STATED GOAL: Only the lines starting at the one that contains "What does this" and running to the end should be repeated, exactly as written.

Dataset entries
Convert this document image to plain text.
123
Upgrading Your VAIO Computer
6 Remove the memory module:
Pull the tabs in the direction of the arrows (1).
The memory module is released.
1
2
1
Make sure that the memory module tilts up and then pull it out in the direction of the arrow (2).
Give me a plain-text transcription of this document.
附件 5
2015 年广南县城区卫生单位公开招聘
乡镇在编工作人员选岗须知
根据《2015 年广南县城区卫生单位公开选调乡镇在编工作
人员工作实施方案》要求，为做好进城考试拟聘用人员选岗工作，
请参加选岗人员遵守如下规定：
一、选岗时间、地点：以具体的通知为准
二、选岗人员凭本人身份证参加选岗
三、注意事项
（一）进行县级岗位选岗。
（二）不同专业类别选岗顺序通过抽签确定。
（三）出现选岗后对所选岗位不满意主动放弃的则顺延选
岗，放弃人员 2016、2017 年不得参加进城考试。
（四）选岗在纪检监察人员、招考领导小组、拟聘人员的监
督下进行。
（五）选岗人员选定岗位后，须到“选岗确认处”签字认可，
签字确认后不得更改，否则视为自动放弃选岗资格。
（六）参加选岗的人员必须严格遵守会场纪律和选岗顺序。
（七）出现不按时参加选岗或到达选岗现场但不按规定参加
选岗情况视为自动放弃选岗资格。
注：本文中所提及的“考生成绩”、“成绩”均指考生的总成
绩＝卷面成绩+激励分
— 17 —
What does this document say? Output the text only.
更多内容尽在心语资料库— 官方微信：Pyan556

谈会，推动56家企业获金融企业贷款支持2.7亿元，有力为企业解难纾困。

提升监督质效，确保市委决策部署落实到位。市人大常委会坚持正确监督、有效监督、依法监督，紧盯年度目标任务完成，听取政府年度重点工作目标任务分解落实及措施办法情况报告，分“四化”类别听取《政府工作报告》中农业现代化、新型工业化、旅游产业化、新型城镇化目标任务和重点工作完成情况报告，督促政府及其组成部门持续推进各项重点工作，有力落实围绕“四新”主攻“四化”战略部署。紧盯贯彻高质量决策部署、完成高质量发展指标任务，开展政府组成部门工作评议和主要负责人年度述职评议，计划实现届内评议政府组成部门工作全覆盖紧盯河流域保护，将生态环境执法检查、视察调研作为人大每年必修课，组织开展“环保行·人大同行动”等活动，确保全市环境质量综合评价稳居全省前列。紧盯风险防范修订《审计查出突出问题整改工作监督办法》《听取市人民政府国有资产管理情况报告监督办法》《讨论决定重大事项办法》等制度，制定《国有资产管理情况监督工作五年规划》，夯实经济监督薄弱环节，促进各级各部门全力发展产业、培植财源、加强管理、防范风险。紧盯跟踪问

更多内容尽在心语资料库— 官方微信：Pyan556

THE ANSWER:
What does this document say? Output the text only.
更多内容尽在心语资料库— 官方微信：Pyan556

谈会，推动56家企业获金融企业贷款支持2.7亿元，有力为企业解难纾困。

提升监督质效，确保市委决策部署落实到位。市人大常委会坚持正确监督、有效监督、依法监督，紧盯年度目标任务完成，听取政府年度重点工作目标任务分解落实及措施办法情况报告，分“四化”类别听取《政府工作报告》中农业现代化、新型工业化、旅游产业化、新型城镇化目标任务和重点工作完成情况报告，督促政府及其组成部门持续推进各项重点工作，有力落实围绕“四新”主攻“四化”战略部署。紧盯贯彻高质量决策部署、完成高质量发展指标任务，开展政府组成部门工作评议和主要负责人年度述职评议，计划实现届内评议政府组成部门工作全覆盖紧盯河流域保护，将生态环境执法检查、视察调研作为人大每年必修课，组织开展“环保行·人大同行动”等活动，确保全市环境质量综合评价稳居全省前列。紧盯风险防范修订《审计查出突出问题整改工作监督办法》《听取市人民政府国有资产管理情况报告监督办法》《讨论决定重大事项办法》等制度，制定《国有资产管理情况监督工作五年规划》，夯实经济监督薄弱环节，促进各级各部门全力发展产业、培植财源、加强管理、防范风险。紧盯跟踪问

更多内容尽在心语资料库— 官方微信：Pyan556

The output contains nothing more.